### Requirement
Return the material exactly as supplied, apart from the pictures, which are omitted.

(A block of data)
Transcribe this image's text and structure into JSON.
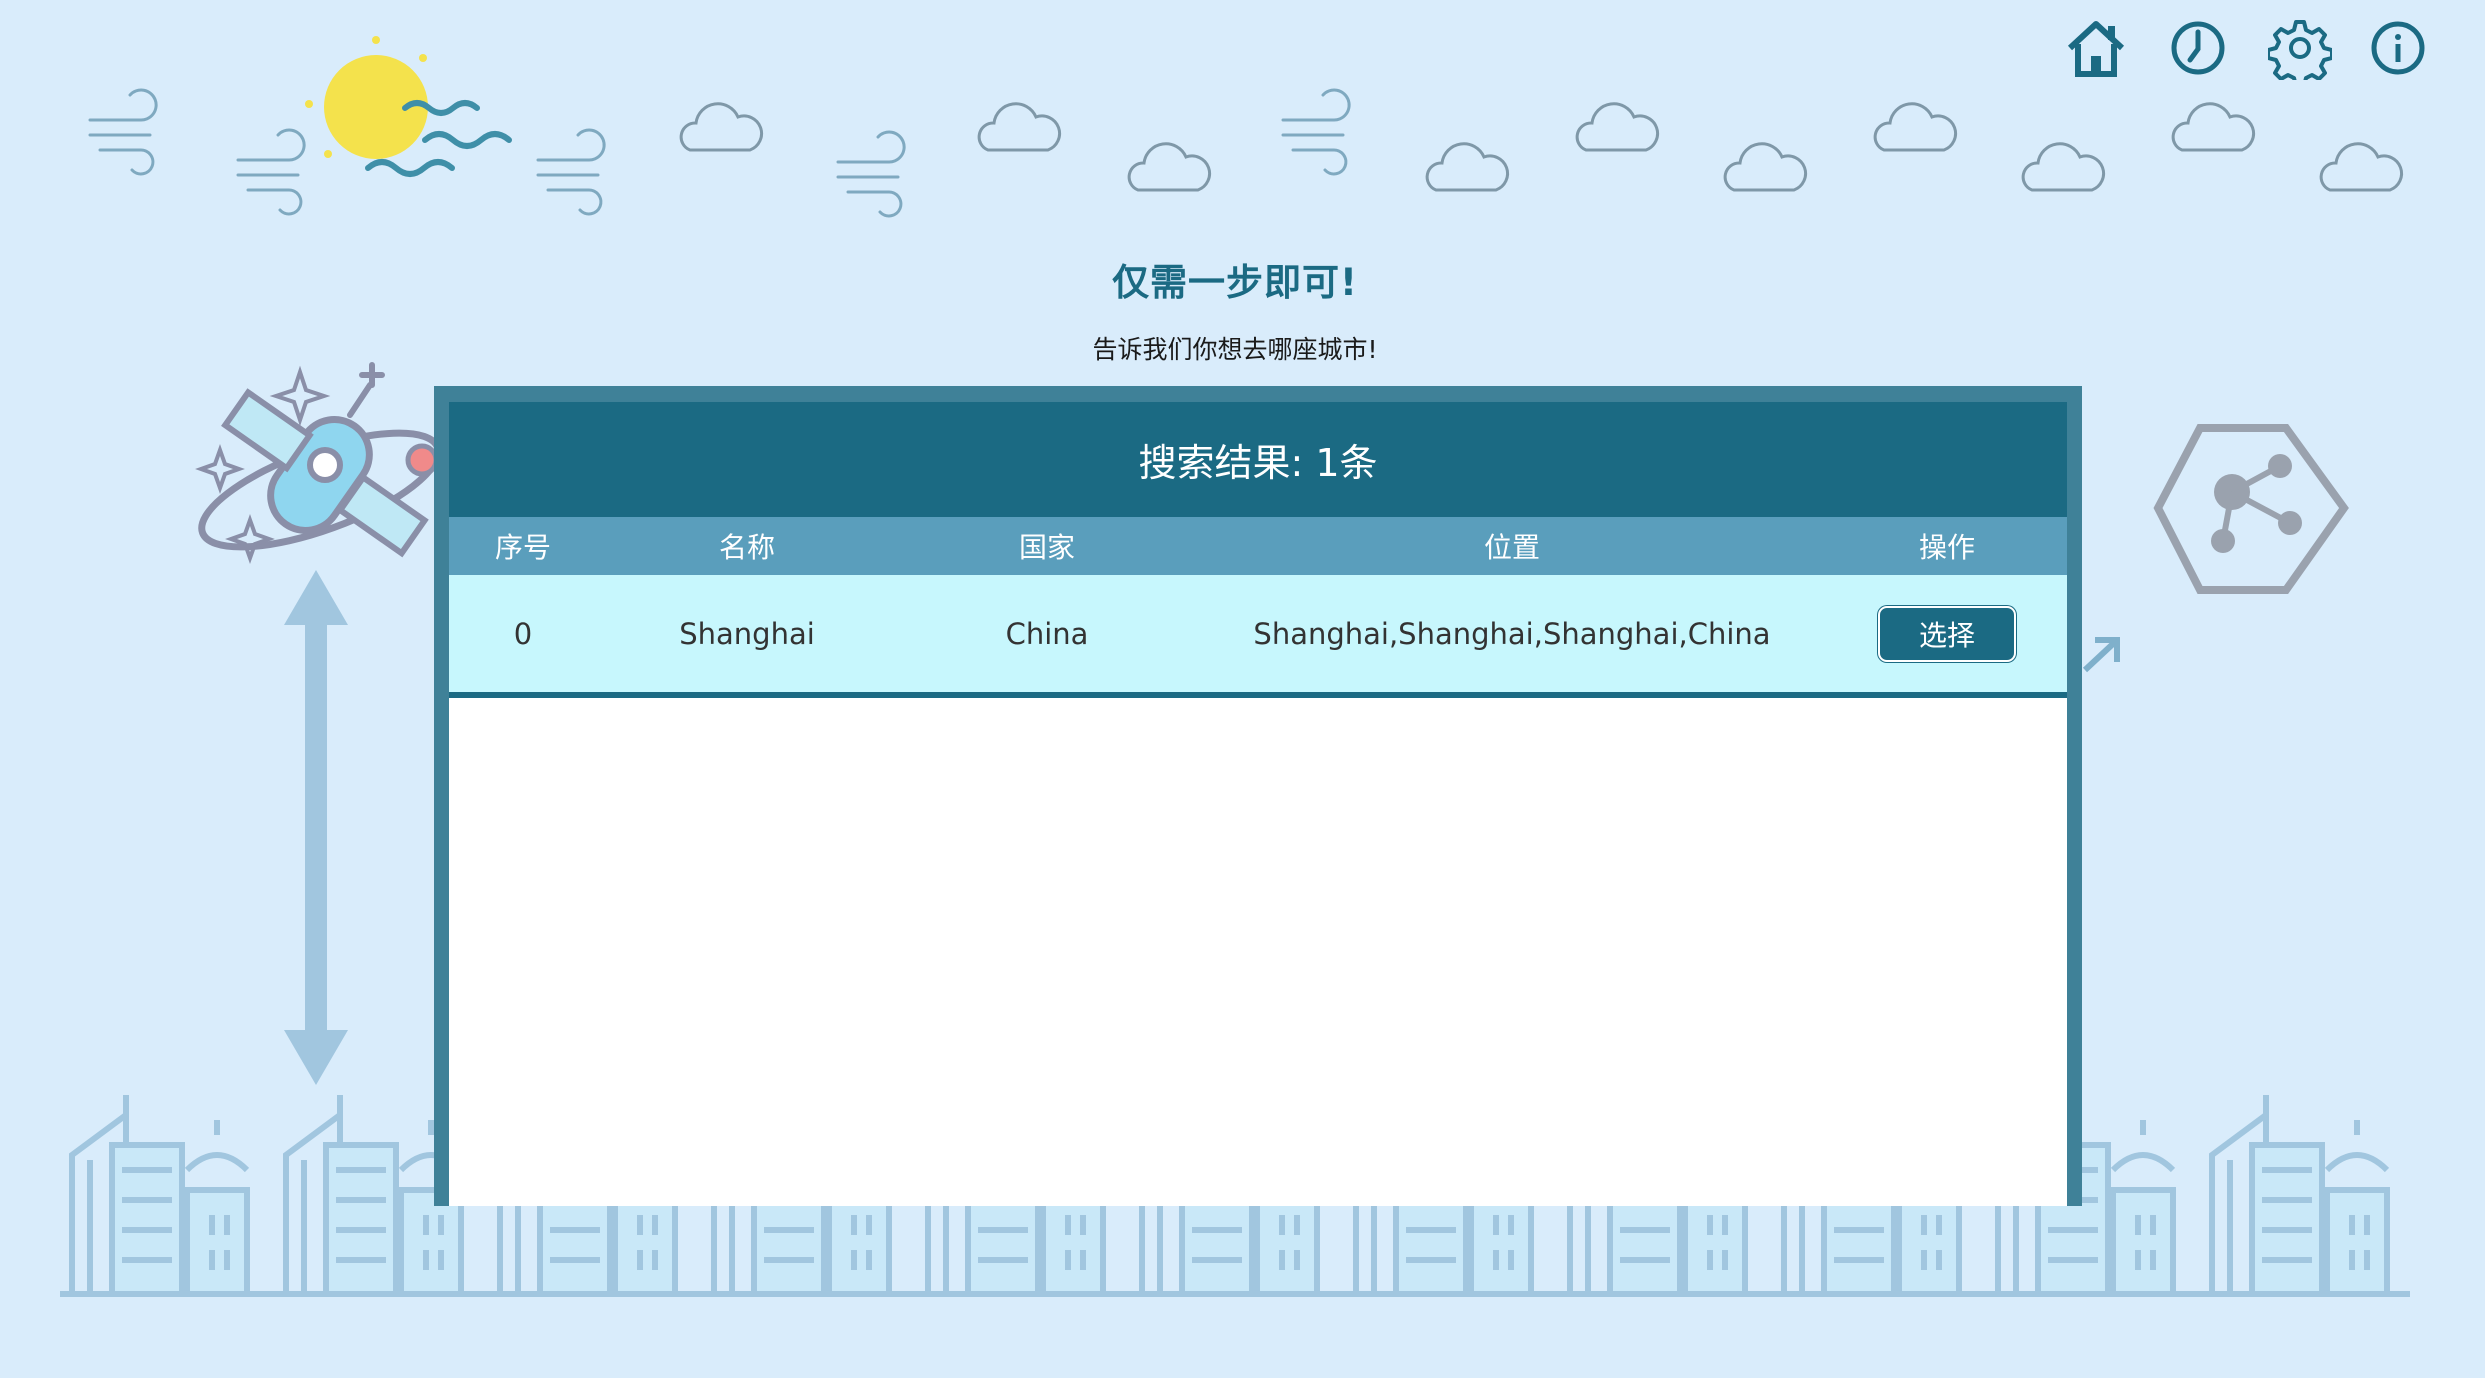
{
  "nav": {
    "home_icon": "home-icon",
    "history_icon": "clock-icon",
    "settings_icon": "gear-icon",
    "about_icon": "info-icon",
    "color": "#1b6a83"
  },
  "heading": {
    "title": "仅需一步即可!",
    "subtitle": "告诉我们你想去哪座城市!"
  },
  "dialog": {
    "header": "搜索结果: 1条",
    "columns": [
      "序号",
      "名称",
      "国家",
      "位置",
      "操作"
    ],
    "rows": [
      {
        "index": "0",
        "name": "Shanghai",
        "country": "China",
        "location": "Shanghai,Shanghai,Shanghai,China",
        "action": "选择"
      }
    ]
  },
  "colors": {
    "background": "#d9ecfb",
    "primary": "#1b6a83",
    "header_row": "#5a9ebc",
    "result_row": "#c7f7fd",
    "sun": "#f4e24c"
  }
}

### Answer for this exercise
Transcribe this image's text and structure into JSON.
{
  "nav": {
    "home_icon": "home-icon",
    "history_icon": "clock-icon",
    "settings_icon": "gear-icon",
    "about_icon": "info-icon",
    "color": "#1b6a83"
  },
  "heading": {
    "title": "仅需一步即可!",
    "subtitle": "告诉我们你想去哪座城市!"
  },
  "dialog": {
    "header": "搜索结果: 1条",
    "columns": [
      "序号",
      "名称",
      "国家",
      "位置",
      "操作"
    ],
    "rows": [
      {
        "index": "0",
        "name": "Shanghai",
        "country": "China",
        "location": "Shanghai,Shanghai,Shanghai,China",
        "action": "选择"
      }
    ]
  },
  "colors": {
    "background": "#d9ecfb",
    "primary": "#1b6a83",
    "header_row": "#5a9ebc",
    "result_row": "#c7f7fd",
    "sun": "#f4e24c"
  }
}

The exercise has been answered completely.